## DATA SUPPLIED
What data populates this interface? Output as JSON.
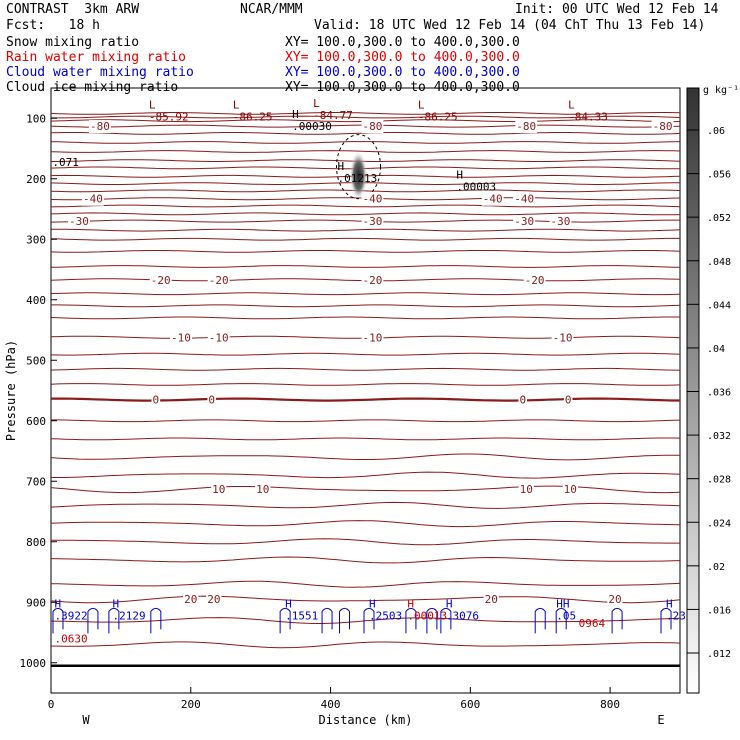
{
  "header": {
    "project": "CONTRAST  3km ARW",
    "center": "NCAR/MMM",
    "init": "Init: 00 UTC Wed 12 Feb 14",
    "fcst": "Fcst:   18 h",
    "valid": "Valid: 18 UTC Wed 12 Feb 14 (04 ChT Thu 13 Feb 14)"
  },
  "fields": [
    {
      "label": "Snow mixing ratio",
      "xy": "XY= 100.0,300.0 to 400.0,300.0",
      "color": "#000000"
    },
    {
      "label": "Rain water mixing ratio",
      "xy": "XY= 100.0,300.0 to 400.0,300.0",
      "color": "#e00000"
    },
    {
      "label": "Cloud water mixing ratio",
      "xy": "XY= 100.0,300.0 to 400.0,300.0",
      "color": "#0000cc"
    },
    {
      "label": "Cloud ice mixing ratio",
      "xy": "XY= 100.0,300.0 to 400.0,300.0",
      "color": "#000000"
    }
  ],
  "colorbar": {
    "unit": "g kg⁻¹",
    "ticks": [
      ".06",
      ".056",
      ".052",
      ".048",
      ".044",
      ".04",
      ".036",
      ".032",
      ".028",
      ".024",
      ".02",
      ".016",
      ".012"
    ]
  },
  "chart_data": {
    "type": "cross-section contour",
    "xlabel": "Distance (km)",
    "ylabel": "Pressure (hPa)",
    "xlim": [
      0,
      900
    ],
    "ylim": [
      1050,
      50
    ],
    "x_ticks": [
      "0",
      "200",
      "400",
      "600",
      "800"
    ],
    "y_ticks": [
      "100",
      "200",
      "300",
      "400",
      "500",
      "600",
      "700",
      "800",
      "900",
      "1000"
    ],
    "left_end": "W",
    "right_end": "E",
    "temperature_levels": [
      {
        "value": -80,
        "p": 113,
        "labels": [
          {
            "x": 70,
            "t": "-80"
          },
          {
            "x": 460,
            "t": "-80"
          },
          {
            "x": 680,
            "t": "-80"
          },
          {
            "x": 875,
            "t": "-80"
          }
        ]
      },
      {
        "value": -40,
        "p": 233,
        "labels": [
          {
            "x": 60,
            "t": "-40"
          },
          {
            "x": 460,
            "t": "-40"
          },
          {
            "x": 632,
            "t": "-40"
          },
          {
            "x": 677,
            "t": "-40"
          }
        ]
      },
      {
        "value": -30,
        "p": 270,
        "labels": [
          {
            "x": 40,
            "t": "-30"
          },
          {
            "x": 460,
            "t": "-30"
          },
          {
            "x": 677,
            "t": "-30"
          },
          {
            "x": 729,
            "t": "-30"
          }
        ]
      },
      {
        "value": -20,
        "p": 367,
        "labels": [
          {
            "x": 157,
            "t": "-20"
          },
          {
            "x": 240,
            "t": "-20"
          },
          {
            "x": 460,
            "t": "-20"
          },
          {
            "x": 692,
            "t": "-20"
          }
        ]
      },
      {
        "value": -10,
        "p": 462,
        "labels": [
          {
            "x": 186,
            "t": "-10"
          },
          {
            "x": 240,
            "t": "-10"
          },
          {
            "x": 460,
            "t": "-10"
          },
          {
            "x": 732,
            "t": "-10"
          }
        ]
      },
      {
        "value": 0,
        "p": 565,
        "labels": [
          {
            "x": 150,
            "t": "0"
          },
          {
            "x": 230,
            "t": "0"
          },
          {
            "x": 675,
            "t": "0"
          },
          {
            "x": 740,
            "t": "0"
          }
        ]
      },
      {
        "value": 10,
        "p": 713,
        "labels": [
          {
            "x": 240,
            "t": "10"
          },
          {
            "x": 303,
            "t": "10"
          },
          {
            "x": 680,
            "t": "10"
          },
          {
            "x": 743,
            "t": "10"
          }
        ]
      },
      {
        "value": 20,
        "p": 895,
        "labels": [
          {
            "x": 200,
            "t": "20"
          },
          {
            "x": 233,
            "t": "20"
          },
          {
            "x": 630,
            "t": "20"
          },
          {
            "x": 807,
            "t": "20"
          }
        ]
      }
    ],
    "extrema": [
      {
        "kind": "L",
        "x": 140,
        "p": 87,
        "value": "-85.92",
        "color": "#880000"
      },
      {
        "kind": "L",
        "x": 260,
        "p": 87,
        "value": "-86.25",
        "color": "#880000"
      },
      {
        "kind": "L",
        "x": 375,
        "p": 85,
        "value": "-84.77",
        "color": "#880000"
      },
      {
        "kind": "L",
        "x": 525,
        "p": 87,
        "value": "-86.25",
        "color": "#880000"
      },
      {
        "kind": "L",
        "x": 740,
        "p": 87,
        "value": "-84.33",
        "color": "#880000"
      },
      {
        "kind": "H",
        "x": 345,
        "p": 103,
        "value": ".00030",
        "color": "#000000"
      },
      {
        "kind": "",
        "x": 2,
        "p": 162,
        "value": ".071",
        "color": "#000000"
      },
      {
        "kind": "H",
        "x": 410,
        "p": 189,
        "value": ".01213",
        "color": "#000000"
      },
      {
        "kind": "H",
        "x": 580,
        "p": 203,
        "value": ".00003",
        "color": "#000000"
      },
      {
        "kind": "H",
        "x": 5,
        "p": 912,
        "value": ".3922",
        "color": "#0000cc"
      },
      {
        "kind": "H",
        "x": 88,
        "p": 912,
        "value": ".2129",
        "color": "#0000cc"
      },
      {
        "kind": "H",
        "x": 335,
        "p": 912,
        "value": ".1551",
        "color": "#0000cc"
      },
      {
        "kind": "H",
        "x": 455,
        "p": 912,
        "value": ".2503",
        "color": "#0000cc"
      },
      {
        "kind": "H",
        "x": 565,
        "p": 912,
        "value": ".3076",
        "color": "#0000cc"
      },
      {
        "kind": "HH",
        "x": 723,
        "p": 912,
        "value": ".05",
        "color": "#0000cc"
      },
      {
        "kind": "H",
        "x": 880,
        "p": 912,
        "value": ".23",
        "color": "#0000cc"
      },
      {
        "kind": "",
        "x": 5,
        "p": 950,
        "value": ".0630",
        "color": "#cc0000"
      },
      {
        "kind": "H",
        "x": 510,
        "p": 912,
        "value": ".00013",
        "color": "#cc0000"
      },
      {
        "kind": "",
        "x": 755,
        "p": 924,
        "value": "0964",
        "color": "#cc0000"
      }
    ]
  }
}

## EXERCISE REQUIREMENTS
Without including any picture, repeat the data exactly.

## ANSWER TO THIS PROBLEM
What data populates this interface? Output as JSON.
{
  "header": {
    "project": "CONTRAST  3km ARW",
    "center": "NCAR/MMM",
    "init": "Init: 00 UTC Wed 12 Feb 14",
    "fcst": "Fcst:   18 h",
    "valid": "Valid: 18 UTC Wed 12 Feb 14 (04 ChT Thu 13 Feb 14)"
  },
  "fields": [
    {
      "label": "Snow mixing ratio",
      "xy": "XY= 100.0,300.0 to 400.0,300.0",
      "color": "#000000"
    },
    {
      "label": "Rain water mixing ratio",
      "xy": "XY= 100.0,300.0 to 400.0,300.0",
      "color": "#e00000"
    },
    {
      "label": "Cloud water mixing ratio",
      "xy": "XY= 100.0,300.0 to 400.0,300.0",
      "color": "#0000cc"
    },
    {
      "label": "Cloud ice mixing ratio",
      "xy": "XY= 100.0,300.0 to 400.0,300.0",
      "color": "#000000"
    }
  ],
  "colorbar": {
    "unit": "g kg⁻¹",
    "ticks": [
      ".06",
      ".056",
      ".052",
      ".048",
      ".044",
      ".04",
      ".036",
      ".032",
      ".028",
      ".024",
      ".02",
      ".016",
      ".012"
    ]
  },
  "chart_data": {
    "type": "cross-section contour",
    "xlabel": "Distance (km)",
    "ylabel": "Pressure (hPa)",
    "xlim": [
      0,
      900
    ],
    "ylim": [
      1050,
      50
    ],
    "x_ticks": [
      "0",
      "200",
      "400",
      "600",
      "800"
    ],
    "y_ticks": [
      "100",
      "200",
      "300",
      "400",
      "500",
      "600",
      "700",
      "800",
      "900",
      "1000"
    ],
    "left_end": "W",
    "right_end": "E",
    "temperature_levels": [
      {
        "value": -80,
        "p": 113,
        "labels": [
          {
            "x": 70,
            "t": "-80"
          },
          {
            "x": 460,
            "t": "-80"
          },
          {
            "x": 680,
            "t": "-80"
          },
          {
            "x": 875,
            "t": "-80"
          }
        ]
      },
      {
        "value": -40,
        "p": 233,
        "labels": [
          {
            "x": 60,
            "t": "-40"
          },
          {
            "x": 460,
            "t": "-40"
          },
          {
            "x": 632,
            "t": "-40"
          },
          {
            "x": 677,
            "t": "-40"
          }
        ]
      },
      {
        "value": -30,
        "p": 270,
        "labels": [
          {
            "x": 40,
            "t": "-30"
          },
          {
            "x": 460,
            "t": "-30"
          },
          {
            "x": 677,
            "t": "-30"
          },
          {
            "x": 729,
            "t": "-30"
          }
        ]
      },
      {
        "value": -20,
        "p": 367,
        "labels": [
          {
            "x": 157,
            "t": "-20"
          },
          {
            "x": 240,
            "t": "-20"
          },
          {
            "x": 460,
            "t": "-20"
          },
          {
            "x": 692,
            "t": "-20"
          }
        ]
      },
      {
        "value": -10,
        "p": 462,
        "labels": [
          {
            "x": 186,
            "t": "-10"
          },
          {
            "x": 240,
            "t": "-10"
          },
          {
            "x": 460,
            "t": "-10"
          },
          {
            "x": 732,
            "t": "-10"
          }
        ]
      },
      {
        "value": 0,
        "p": 565,
        "labels": [
          {
            "x": 150,
            "t": "0"
          },
          {
            "x": 230,
            "t": "0"
          },
          {
            "x": 675,
            "t": "0"
          },
          {
            "x": 740,
            "t": "0"
          }
        ]
      },
      {
        "value": 10,
        "p": 713,
        "labels": [
          {
            "x": 240,
            "t": "10"
          },
          {
            "x": 303,
            "t": "10"
          },
          {
            "x": 680,
            "t": "10"
          },
          {
            "x": 743,
            "t": "10"
          }
        ]
      },
      {
        "value": 20,
        "p": 895,
        "labels": [
          {
            "x": 200,
            "t": "20"
          },
          {
            "x": 233,
            "t": "20"
          },
          {
            "x": 630,
            "t": "20"
          },
          {
            "x": 807,
            "t": "20"
          }
        ]
      }
    ],
    "extrema": [
      {
        "kind": "L",
        "x": 140,
        "p": 87,
        "value": "-85.92",
        "color": "#880000"
      },
      {
        "kind": "L",
        "x": 260,
        "p": 87,
        "value": "-86.25",
        "color": "#880000"
      },
      {
        "kind": "L",
        "x": 375,
        "p": 85,
        "value": "-84.77",
        "color": "#880000"
      },
      {
        "kind": "L",
        "x": 525,
        "p": 87,
        "value": "-86.25",
        "color": "#880000"
      },
      {
        "kind": "L",
        "x": 740,
        "p": 87,
        "value": "-84.33",
        "color": "#880000"
      },
      {
        "kind": "H",
        "x": 345,
        "p": 103,
        "value": ".00030",
        "color": "#000000"
      },
      {
        "kind": "",
        "x": 2,
        "p": 162,
        "value": ".071",
        "color": "#000000"
      },
      {
        "kind": "H",
        "x": 410,
        "p": 189,
        "value": ".01213",
        "color": "#000000"
      },
      {
        "kind": "H",
        "x": 580,
        "p": 203,
        "value": ".00003",
        "color": "#000000"
      },
      {
        "kind": "H",
        "x": 5,
        "p": 912,
        "value": ".3922",
        "color": "#0000cc"
      },
      {
        "kind": "H",
        "x": 88,
        "p": 912,
        "value": ".2129",
        "color": "#0000cc"
      },
      {
        "kind": "H",
        "x": 335,
        "p": 912,
        "value": ".1551",
        "color": "#0000cc"
      },
      {
        "kind": "H",
        "x": 455,
        "p": 912,
        "value": ".2503",
        "color": "#0000cc"
      },
      {
        "kind": "H",
        "x": 565,
        "p": 912,
        "value": ".3076",
        "color": "#0000cc"
      },
      {
        "kind": "HH",
        "x": 723,
        "p": 912,
        "value": ".05",
        "color": "#0000cc"
      },
      {
        "kind": "H",
        "x": 880,
        "p": 912,
        "value": ".23",
        "color": "#0000cc"
      },
      {
        "kind": "",
        "x": 5,
        "p": 950,
        "value": ".0630",
        "color": "#cc0000"
      },
      {
        "kind": "H",
        "x": 510,
        "p": 912,
        "value": ".00013",
        "color": "#cc0000"
      },
      {
        "kind": "",
        "x": 755,
        "p": 924,
        "value": "0964",
        "color": "#cc0000"
      }
    ]
  }
}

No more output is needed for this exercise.